[WRITTEN INSTRUCTION]:
Repeat all the material exactly; pictures stay out of your copy.

[Entries from a visual dataset]:
======

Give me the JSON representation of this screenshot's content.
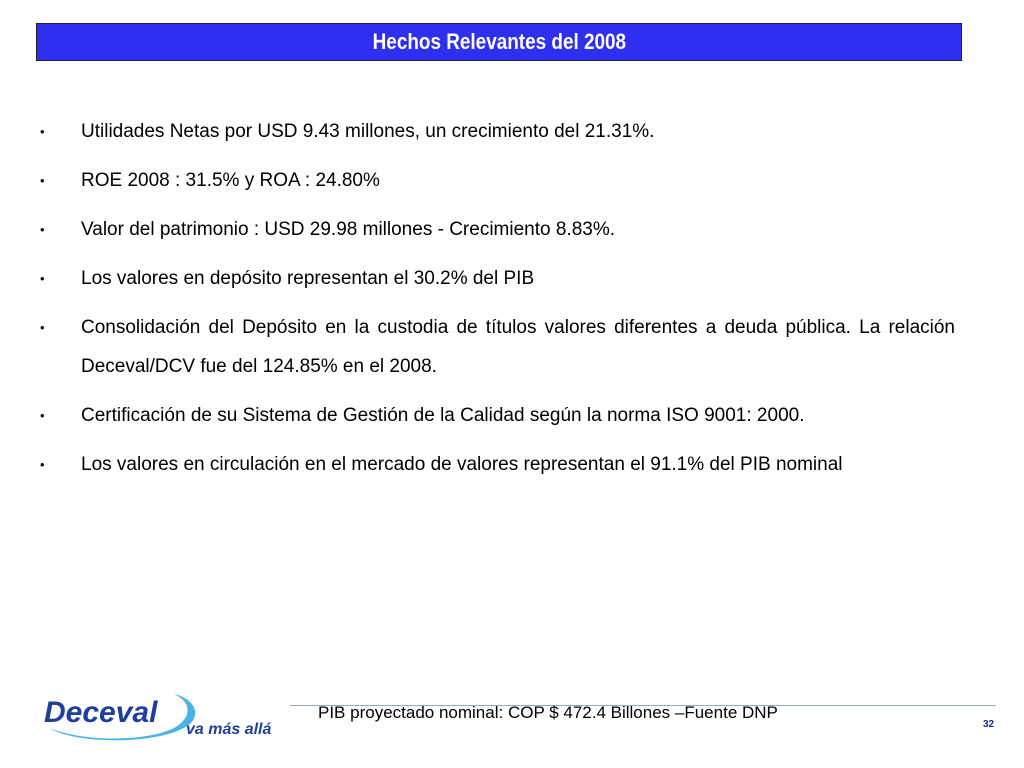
{
  "header": {
    "title": "Hechos Relevantes del 2008"
  },
  "bullets": [
    "Utilidades Netas por USD 9.43 millones, un crecimiento del 21.31%.",
    "ROE 2008 :  31.5% y ROA : 24.80%",
    "Valor del patrimonio :  USD 29.98 millones  - Crecimiento 8.83%.",
    "Los valores en depósito representan el 30.2% del PIB",
    "Consolidación del Depósito en la custodia de títulos valores diferentes a deuda pública. La relación Deceval/DCV fue del 124.85% en el 2008.",
    "Certificación de su Sistema de Gestión de la Calidad según la norma ISO 9001: 2000.",
    "Los valores en circulación en el mercado de valores representan el 91.1% del PIB nominal"
  ],
  "bullet_marker": "•",
  "footer": {
    "note": "PIB proyectado nominal: COP $ 472.4 Billones –Fuente DNP",
    "page_number": "32"
  },
  "logo": {
    "brand": "Deceval",
    "tagline": "va más allá"
  },
  "colors": {
    "title_bg": "#2e2ff0",
    "title_text": "#ffffff",
    "logo_blue": "#1f3f9a",
    "logo_swoosh": "#2aa8e0"
  }
}
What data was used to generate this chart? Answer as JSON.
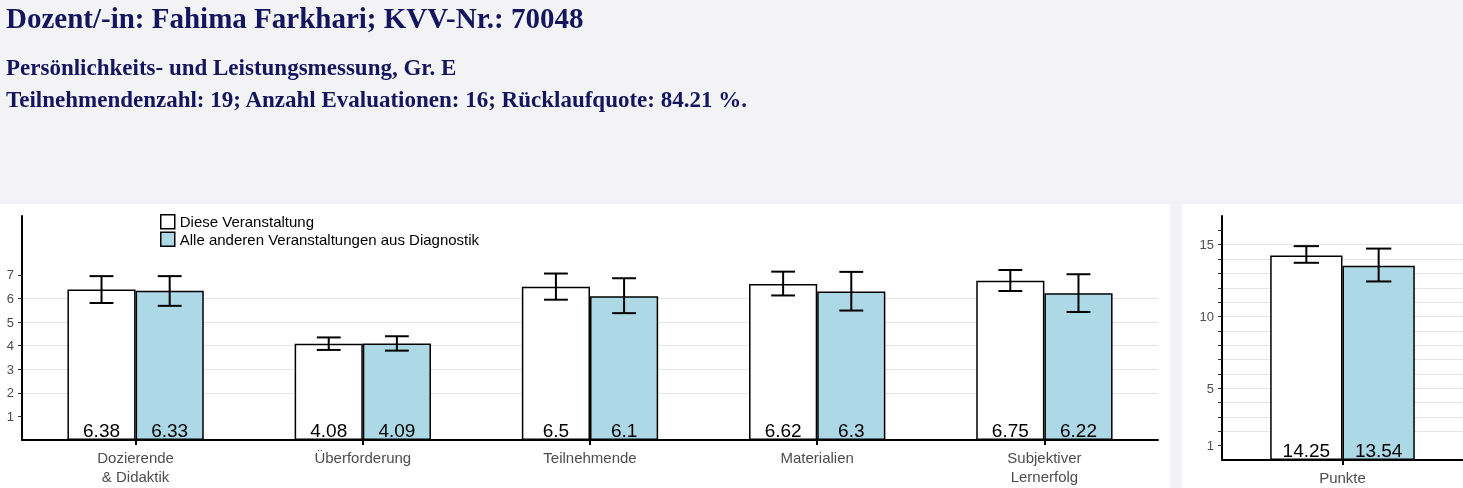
{
  "chart_data": [
    {
      "type": "bar",
      "title": "Dozent/-in: Fahima Farkhari; KVV-Nr.: 70048",
      "subtitle": "Persönlichkeits- und Leistungsmessung, Gr. E",
      "annotations": [
        "Teilnehmendenzahl: 19; Anzahl Evaluationen: 16; Rücklaufquote: 84.21 %."
      ],
      "categories": [
        "Dozierende\n& Didaktik",
        "Überforderung",
        "Teilnehmende",
        "Materialien",
        "Subjektiver\nLernerfolg"
      ],
      "series": [
        {
          "name": "Diese Veranstaltung",
          "color": "#ffffff",
          "values": [
            6.38,
            4.08,
            6.5,
            6.62,
            6.75
          ],
          "errors": [
            [
              5.81,
              6.95
            ],
            [
              3.82,
              4.35
            ],
            [
              5.95,
              7.06
            ],
            [
              6.13,
              7.14
            ],
            [
              6.32,
              7.21
            ]
          ]
        },
        {
          "name": "Alle anderen Veranstaltungen aus Diagnostik",
          "color": "#add8e6",
          "values": [
            6.33,
            4.09,
            6.1,
            6.3,
            6.22
          ],
          "errors": [
            [
              5.69,
              6.95
            ],
            [
              3.79,
              4.4
            ],
            [
              5.38,
              6.86
            ],
            [
              5.49,
              7.13
            ],
            [
              5.43,
              7.03
            ]
          ]
        }
      ],
      "ylim": [
        0,
        9.5
      ],
      "yticks": [
        1,
        2,
        3,
        4,
        5,
        6,
        7
      ],
      "grid": "y",
      "legend": "top left",
      "data_labels": true
    },
    {
      "type": "bar",
      "categories": [
        "Punkte"
      ],
      "series": [
        {
          "color": "#ffffff",
          "values": [
            14.25
          ],
          "errors": [
            [
              13.74,
              14.9
            ]
          ]
        },
        {
          "color": "#add8e6",
          "values": [
            13.54
          ],
          "errors": [
            [
              12.44,
              14.73
            ]
          ]
        }
      ],
      "ylim": [
        0,
        17
      ],
      "yticks": [
        1,
        {
          "value": 2,
          "label": null
        },
        {
          "value": 3,
          "label": null
        },
        {
          "value": 4,
          "label": null
        },
        5,
        {
          "value": 6,
          "label": null
        },
        {
          "value": 7,
          "label": null
        },
        {
          "value": 8,
          "label": null
        },
        {
          "value": 9,
          "label": null
        },
        10,
        {
          "value": 11,
          "label": null
        },
        {
          "value": 12,
          "label": null
        },
        {
          "value": 13,
          "label": null
        },
        {
          "value": 14,
          "label": null
        },
        15,
        {
          "value": 16,
          "label": null
        }
      ],
      "grid": "y",
      "data_labels": true
    }
  ]
}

======

[EXPECTED ANSWER]:
Give me the JSON representation of this screenshot's content.
{
  "header": {
    "title": "Hechos Relevantes del 2008"
  },
  "bullets": [
    "Utilidades Netas por USD 9.43 millones, un crecimiento del 21.31%.",
    "ROE 2008 :  31.5% y ROA : 24.80%",
    "Valor del patrimonio :  USD 29.98 millones  - Crecimiento 8.83%.",
    "Los valores en depósito representan el 30.2% del PIB",
    "Consolidación del Depósito en la custodia de títulos valores diferentes a deuda pública. La relación Deceval/DCV fue del 124.85% en el 2008.",
    "Certificación de su Sistema de Gestión de la Calidad según la norma ISO 9001: 2000.",
    "Los valores en circulación en el mercado de valores representan el 91.1% del PIB nominal"
  ],
  "bullet_marker": "•",
  "footer": {
    "note": "PIB proyectado nominal: COP $ 472.4 Billones –Fuente DNP",
    "page_number": "32"
  },
  "logo": {
    "brand": "Deceval",
    "tagline": "va más allá"
  },
  "colors": {
    "title_bg": "#2e2ff0",
    "title_text": "#ffffff",
    "logo_blue": "#1f3f9a",
    "logo_swoosh": "#2aa8e0"
  }
}
What data was used to generate this chart? Answer as JSON.
{
  "chart_data": [
    {
      "type": "bar",
      "title": "Dozent/-in: Fahima Farkhari; KVV-Nr.: 70048",
      "subtitle": "Persönlichkeits- und Leistungsmessung, Gr. E",
      "annotations": [
        "Teilnehmendenzahl: 19; Anzahl Evaluationen: 16; Rücklaufquote: 84.21 %."
      ],
      "categories": [
        "Dozierende\n& Didaktik",
        "Überforderung",
        "Teilnehmende",
        "Materialien",
        "Subjektiver\nLernerfolg"
      ],
      "series": [
        {
          "name": "Diese Veranstaltung",
          "color": "#ffffff",
          "values": [
            6.38,
            4.08,
            6.5,
            6.62,
            6.75
          ],
          "errors": [
            [
              5.81,
              6.95
            ],
            [
              3.82,
              4.35
            ],
            [
              5.95,
              7.06
            ],
            [
              6.13,
              7.14
            ],
            [
              6.32,
              7.21
            ]
          ]
        },
        {
          "name": "Alle anderen Veranstaltungen aus Diagnostik",
          "color": "#add8e6",
          "values": [
            6.33,
            4.09,
            6.1,
            6.3,
            6.22
          ],
          "errors": [
            [
              5.69,
              6.95
            ],
            [
              3.79,
              4.4
            ],
            [
              5.38,
              6.86
            ],
            [
              5.49,
              7.13
            ],
            [
              5.43,
              7.03
            ]
          ]
        }
      ],
      "ylim": [
        0,
        9.5
      ],
      "yticks": [
        1,
        2,
        3,
        4,
        5,
        6,
        7
      ],
      "grid": "y",
      "legend": "top left",
      "data_labels": true
    },
    {
      "type": "bar",
      "categories": [
        "Punkte"
      ],
      "series": [
        {
          "color": "#ffffff",
          "values": [
            14.25
          ],
          "errors": [
            [
              13.74,
              14.9
            ]
          ]
        },
        {
          "color": "#add8e6",
          "values": [
            13.54
          ],
          "errors": [
            [
              12.44,
              14.73
            ]
          ]
        }
      ],
      "ylim": [
        0,
        17
      ],
      "yticks": [
        1,
        {
          "value": 2,
          "label": null
        },
        {
          "value": 3,
          "label": null
        },
        {
          "value": 4,
          "label": null
        },
        5,
        {
          "value": 6,
          "label": null
        },
        {
          "value": 7,
          "label": null
        },
        {
          "value": 8,
          "label": null
        },
        {
          "value": 9,
          "label": null
        },
        10,
        {
          "value": 11,
          "label": null
        },
        {
          "value": 12,
          "label": null
        },
        {
          "value": 13,
          "label": null
        },
        {
          "value": 14,
          "label": null
        },
        15,
        {
          "value": 16,
          "label": null
        }
      ],
      "grid": "y",
      "data_labels": true
    }
  ]
}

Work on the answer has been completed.